Entries with figure data:
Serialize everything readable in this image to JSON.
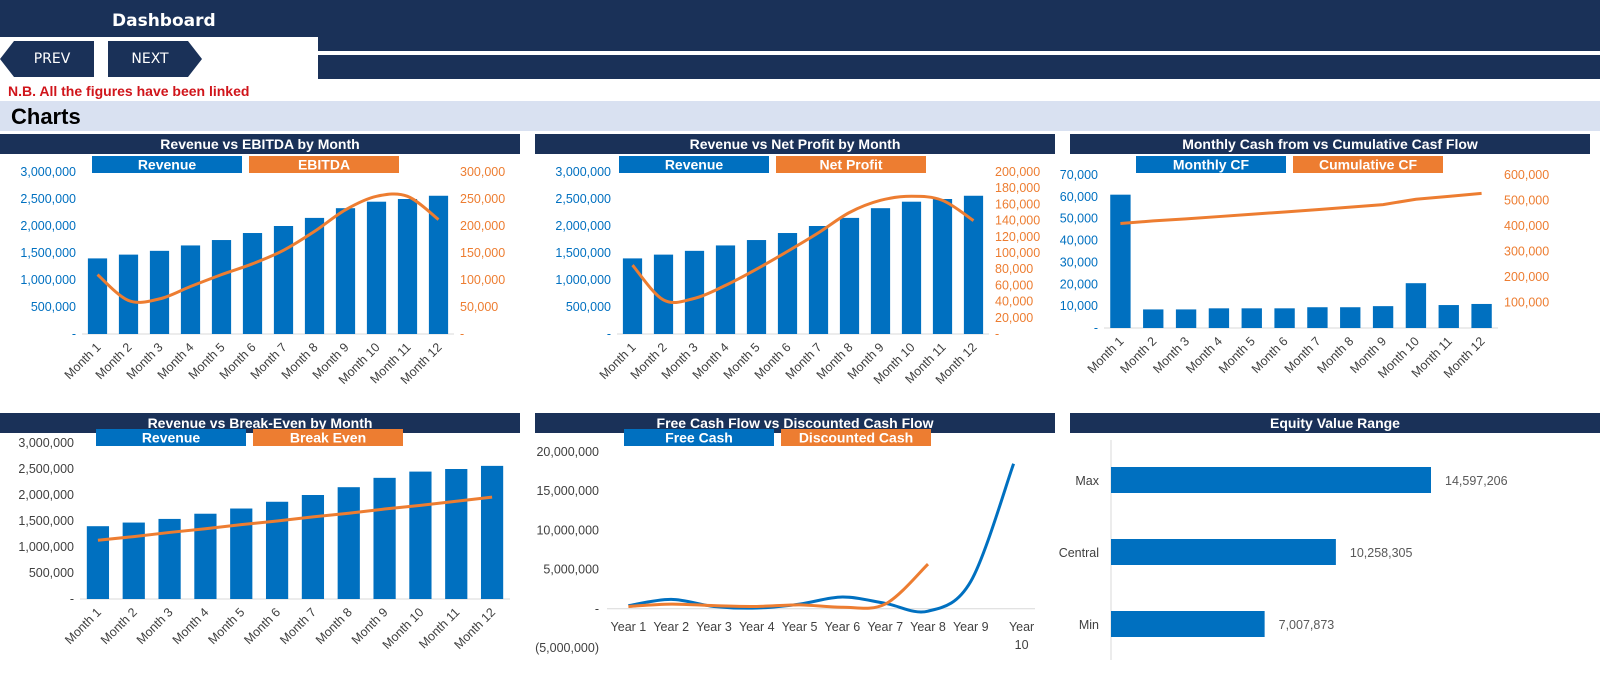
{
  "header": {
    "title": "Dashboard"
  },
  "nav": {
    "prev_label": "PREV",
    "next_label": "NEXT"
  },
  "note": "N.B. All the figures have been linked",
  "section": {
    "title": "Charts"
  },
  "colors": {
    "navy": "#1a3158",
    "blue": "#0070c0",
    "orange": "#ed7d31",
    "note_red": "#d0151b",
    "section_bg": "#d9e1f1"
  },
  "chart_data": [
    {
      "id": "rev-ebitda",
      "type": "bar+line",
      "title": "Revenue vs EBITDA by Month",
      "categories": [
        "Month 1",
        "Month 2",
        "Month 3",
        "Month 4",
        "Month 5",
        "Month 6",
        "Month 7",
        "Month 8",
        "Month 9",
        "Month 10",
        "Month 11",
        "Month 12"
      ],
      "series": [
        {
          "name": "Revenue",
          "type": "bar",
          "axis": "left",
          "color": "#0070c0",
          "values": [
            1400000,
            1470000,
            1540000,
            1640000,
            1740000,
            1870000,
            2000000,
            2150000,
            2330000,
            2450000,
            2500000,
            2560000
          ]
        },
        {
          "name": "EBITDA",
          "type": "line",
          "axis": "right",
          "color": "#ed7d31",
          "values": [
            110000,
            62000,
            65000,
            88000,
            110000,
            130000,
            155000,
            190000,
            230000,
            255000,
            255000,
            212000
          ]
        }
      ],
      "left_axis": {
        "ticks": [
          "-",
          "500,000",
          "1,000,000",
          "1,500,000",
          "2,000,000",
          "2,500,000",
          "3,000,000"
        ],
        "max": 3000000
      },
      "right_axis": {
        "ticks": [
          "-",
          "50,000",
          "100,000",
          "150,000",
          "200,000",
          "250,000",
          "300,000"
        ],
        "max": 300000
      }
    },
    {
      "id": "rev-netprofit",
      "type": "bar+line",
      "title": "Revenue vs Net Profit by Month",
      "categories": [
        "Month 1",
        "Month 2",
        "Month 3",
        "Month 4",
        "Month 5",
        "Month 6",
        "Month 7",
        "Month 8",
        "Month 9",
        "Month 10",
        "Month 11",
        "Month 12"
      ],
      "series": [
        {
          "name": "Revenue",
          "type": "bar",
          "axis": "left",
          "color": "#0070c0",
          "values": [
            1400000,
            1470000,
            1540000,
            1640000,
            1740000,
            1870000,
            2000000,
            2150000,
            2330000,
            2450000,
            2500000,
            2560000
          ]
        },
        {
          "name": "Net Profit",
          "type": "line",
          "axis": "right",
          "color": "#ed7d31",
          "values": [
            85000,
            42000,
            44000,
            60000,
            80000,
            102000,
            125000,
            150000,
            165000,
            170000,
            165000,
            140000
          ]
        }
      ],
      "left_axis": {
        "ticks": [
          "-",
          "500,000",
          "1,000,000",
          "1,500,000",
          "2,000,000",
          "2,500,000",
          "3,000,000"
        ],
        "max": 3000000
      },
      "right_axis": {
        "ticks": [
          "-",
          "20,000",
          "40,000",
          "60,000",
          "80,000",
          "100,000",
          "120,000",
          "140,000",
          "160,000",
          "180,000",
          "200,000"
        ],
        "max": 200000
      }
    },
    {
      "id": "monthly-cf",
      "type": "bar+line",
      "title": "Monthly Cash from vs Cumulative Casf Flow",
      "categories": [
        "Month 1",
        "Month 2",
        "Month 3",
        "Month 4",
        "Month 5",
        "Month 6",
        "Month 7",
        "Month 8",
        "Month 9",
        "Month 10",
        "Month 11",
        "Month 12"
      ],
      "series": [
        {
          "name": "Monthly CF",
          "type": "bar",
          "axis": "left",
          "color": "#0070c0",
          "values": [
            61000,
            8500,
            8500,
            9000,
            9000,
            9000,
            9500,
            9500,
            10000,
            20500,
            10500,
            11000
          ]
        },
        {
          "name": "Cumulative CF",
          "type": "line",
          "axis": "right",
          "color": "#ed7d31",
          "values": [
            410000,
            420000,
            428000,
            437000,
            446000,
            455000,
            464000,
            474000,
            484000,
            505000,
            516000,
            528000
          ]
        }
      ],
      "left_axis": {
        "ticks": [
          "-",
          "10,000",
          "20,000",
          "30,000",
          "40,000",
          "50,000",
          "60,000",
          "70,000"
        ],
        "max": 70000
      },
      "right_axis": {
        "ticks": [
          "",
          "100,000",
          "200,000",
          "300,000",
          "400,000",
          "500,000",
          "600,000"
        ],
        "max": 600000
      }
    },
    {
      "id": "rev-breakeven",
      "type": "bar+line",
      "title": "Revenue vs Break-Even by Month",
      "categories": [
        "Month 1",
        "Month 2",
        "Month 3",
        "Month 4",
        "Month 5",
        "Month 6",
        "Month 7",
        "Month 8",
        "Month 9",
        "Month 10",
        "Month 11",
        "Month 12"
      ],
      "series": [
        {
          "name": "Revenue",
          "type": "bar",
          "axis": "left",
          "color": "#0070c0",
          "values": [
            1400000,
            1470000,
            1540000,
            1640000,
            1740000,
            1870000,
            2000000,
            2150000,
            2330000,
            2450000,
            2500000,
            2560000
          ]
        },
        {
          "name": "Break Even",
          "type": "line",
          "axis": "left",
          "color": "#ed7d31",
          "values": [
            1130000,
            1200000,
            1280000,
            1350000,
            1430000,
            1500000,
            1580000,
            1650000,
            1730000,
            1800000,
            1880000,
            1960000
          ]
        }
      ],
      "left_axis": {
        "ticks": [
          "-",
          "500,000",
          "1,000,000",
          "1,500,000",
          "2,000,000",
          "2,500,000",
          "3,000,000"
        ],
        "max": 3000000
      }
    },
    {
      "id": "fcf-dcf",
      "type": "line",
      "title": "Free Cash Flow vs Discounted Cash Flow",
      "categories": [
        "Year 1",
        "Year 2",
        "Year 3",
        "Year 4",
        "Year 5",
        "Year 6",
        "Year 7",
        "Year 8",
        "Year 9",
        "Year 10"
      ],
      "series": [
        {
          "name": "Free Cash",
          "color": "#0070c0",
          "values": [
            400000,
            1200000,
            300000,
            100000,
            600000,
            1500000,
            700000,
            -300000,
            3500000,
            18500000
          ]
        },
        {
          "name": "Discounted Cash",
          "color": "#ed7d31",
          "values": [
            300000,
            600000,
            400000,
            300000,
            500000,
            200000,
            600000,
            5700000,
            null,
            null
          ]
        }
      ],
      "left_axis": {
        "ticks": [
          "(5,000,000)",
          "-",
          "5,000,000",
          "10,000,000",
          "15,000,000",
          "20,000,000"
        ],
        "min": -5000000,
        "max": 20000000
      }
    },
    {
      "id": "equity-range",
      "type": "bar-horizontal",
      "title": "Equity Value Range",
      "categories": [
        "Max",
        "Central",
        "Min"
      ],
      "values": [
        14597206,
        10258305,
        7007873
      ],
      "labels": [
        "14,597,206",
        "10,258,305",
        "7,007,873"
      ],
      "color": "#0070c0"
    }
  ]
}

• _Given task_
Each entry shown above must be quoted exactly, with its pictures left out.

• _Exercise result_
Serialize everything readable in this image to JSON.
{
  "header": {
    "title": "Dashboard"
  },
  "nav": {
    "prev_label": "PREV",
    "next_label": "NEXT"
  },
  "note": "N.B. All the figures have been linked",
  "section": {
    "title": "Charts"
  },
  "colors": {
    "navy": "#1a3158",
    "blue": "#0070c0",
    "orange": "#ed7d31",
    "note_red": "#d0151b",
    "section_bg": "#d9e1f1"
  },
  "chart_data": [
    {
      "id": "rev-ebitda",
      "type": "bar+line",
      "title": "Revenue vs EBITDA by Month",
      "categories": [
        "Month 1",
        "Month 2",
        "Month 3",
        "Month 4",
        "Month 5",
        "Month 6",
        "Month 7",
        "Month 8",
        "Month 9",
        "Month 10",
        "Month 11",
        "Month 12"
      ],
      "series": [
        {
          "name": "Revenue",
          "type": "bar",
          "axis": "left",
          "color": "#0070c0",
          "values": [
            1400000,
            1470000,
            1540000,
            1640000,
            1740000,
            1870000,
            2000000,
            2150000,
            2330000,
            2450000,
            2500000,
            2560000
          ]
        },
        {
          "name": "EBITDA",
          "type": "line",
          "axis": "right",
          "color": "#ed7d31",
          "values": [
            110000,
            62000,
            65000,
            88000,
            110000,
            130000,
            155000,
            190000,
            230000,
            255000,
            255000,
            212000
          ]
        }
      ],
      "left_axis": {
        "ticks": [
          "-",
          "500,000",
          "1,000,000",
          "1,500,000",
          "2,000,000",
          "2,500,000",
          "3,000,000"
        ],
        "max": 3000000
      },
      "right_axis": {
        "ticks": [
          "-",
          "50,000",
          "100,000",
          "150,000",
          "200,000",
          "250,000",
          "300,000"
        ],
        "max": 300000
      }
    },
    {
      "id": "rev-netprofit",
      "type": "bar+line",
      "title": "Revenue vs Net Profit by Month",
      "categories": [
        "Month 1",
        "Month 2",
        "Month 3",
        "Month 4",
        "Month 5",
        "Month 6",
        "Month 7",
        "Month 8",
        "Month 9",
        "Month 10",
        "Month 11",
        "Month 12"
      ],
      "series": [
        {
          "name": "Revenue",
          "type": "bar",
          "axis": "left",
          "color": "#0070c0",
          "values": [
            1400000,
            1470000,
            1540000,
            1640000,
            1740000,
            1870000,
            2000000,
            2150000,
            2330000,
            2450000,
            2500000,
            2560000
          ]
        },
        {
          "name": "Net Profit",
          "type": "line",
          "axis": "right",
          "color": "#ed7d31",
          "values": [
            85000,
            42000,
            44000,
            60000,
            80000,
            102000,
            125000,
            150000,
            165000,
            170000,
            165000,
            140000
          ]
        }
      ],
      "left_axis": {
        "ticks": [
          "-",
          "500,000",
          "1,000,000",
          "1,500,000",
          "2,000,000",
          "2,500,000",
          "3,000,000"
        ],
        "max": 3000000
      },
      "right_axis": {
        "ticks": [
          "-",
          "20,000",
          "40,000",
          "60,000",
          "80,000",
          "100,000",
          "120,000",
          "140,000",
          "160,000",
          "180,000",
          "200,000"
        ],
        "max": 200000
      }
    },
    {
      "id": "monthly-cf",
      "type": "bar+line",
      "title": "Monthly Cash from vs Cumulative Casf Flow",
      "categories": [
        "Month 1",
        "Month 2",
        "Month 3",
        "Month 4",
        "Month 5",
        "Month 6",
        "Month 7",
        "Month 8",
        "Month 9",
        "Month 10",
        "Month 11",
        "Month 12"
      ],
      "series": [
        {
          "name": "Monthly CF",
          "type": "bar",
          "axis": "left",
          "color": "#0070c0",
          "values": [
            61000,
            8500,
            8500,
            9000,
            9000,
            9000,
            9500,
            9500,
            10000,
            20500,
            10500,
            11000
          ]
        },
        {
          "name": "Cumulative CF",
          "type": "line",
          "axis": "right",
          "color": "#ed7d31",
          "values": [
            410000,
            420000,
            428000,
            437000,
            446000,
            455000,
            464000,
            474000,
            484000,
            505000,
            516000,
            528000
          ]
        }
      ],
      "left_axis": {
        "ticks": [
          "-",
          "10,000",
          "20,000",
          "30,000",
          "40,000",
          "50,000",
          "60,000",
          "70,000"
        ],
        "max": 70000
      },
      "right_axis": {
        "ticks": [
          "",
          "100,000",
          "200,000",
          "300,000",
          "400,000",
          "500,000",
          "600,000"
        ],
        "max": 600000
      }
    },
    {
      "id": "rev-breakeven",
      "type": "bar+line",
      "title": "Revenue vs Break-Even by Month",
      "categories": [
        "Month 1",
        "Month 2",
        "Month 3",
        "Month 4",
        "Month 5",
        "Month 6",
        "Month 7",
        "Month 8",
        "Month 9",
        "Month 10",
        "Month 11",
        "Month 12"
      ],
      "series": [
        {
          "name": "Revenue",
          "type": "bar",
          "axis": "left",
          "color": "#0070c0",
          "values": [
            1400000,
            1470000,
            1540000,
            1640000,
            1740000,
            1870000,
            2000000,
            2150000,
            2330000,
            2450000,
            2500000,
            2560000
          ]
        },
        {
          "name": "Break Even",
          "type": "line",
          "axis": "left",
          "color": "#ed7d31",
          "values": [
            1130000,
            1200000,
            1280000,
            1350000,
            1430000,
            1500000,
            1580000,
            1650000,
            1730000,
            1800000,
            1880000,
            1960000
          ]
        }
      ],
      "left_axis": {
        "ticks": [
          "-",
          "500,000",
          "1,000,000",
          "1,500,000",
          "2,000,000",
          "2,500,000",
          "3,000,000"
        ],
        "max": 3000000
      }
    },
    {
      "id": "fcf-dcf",
      "type": "line",
      "title": "Free Cash Flow vs Discounted Cash Flow",
      "categories": [
        "Year 1",
        "Year 2",
        "Year 3",
        "Year 4",
        "Year 5",
        "Year 6",
        "Year 7",
        "Year 8",
        "Year 9",
        "Year 10"
      ],
      "series": [
        {
          "name": "Free Cash",
          "color": "#0070c0",
          "values": [
            400000,
            1200000,
            300000,
            100000,
            600000,
            1500000,
            700000,
            -300000,
            3500000,
            18500000
          ]
        },
        {
          "name": "Discounted Cash",
          "color": "#ed7d31",
          "values": [
            300000,
            600000,
            400000,
            300000,
            500000,
            200000,
            600000,
            5700000,
            null,
            null
          ]
        }
      ],
      "left_axis": {
        "ticks": [
          "(5,000,000)",
          "-",
          "5,000,000",
          "10,000,000",
          "15,000,000",
          "20,000,000"
        ],
        "min": -5000000,
        "max": 20000000
      }
    },
    {
      "id": "equity-range",
      "type": "bar-horizontal",
      "title": "Equity Value Range",
      "categories": [
        "Max",
        "Central",
        "Min"
      ],
      "values": [
        14597206,
        10258305,
        7007873
      ],
      "labels": [
        "14,597,206",
        "10,258,305",
        "7,007,873"
      ],
      "color": "#0070c0"
    }
  ]
}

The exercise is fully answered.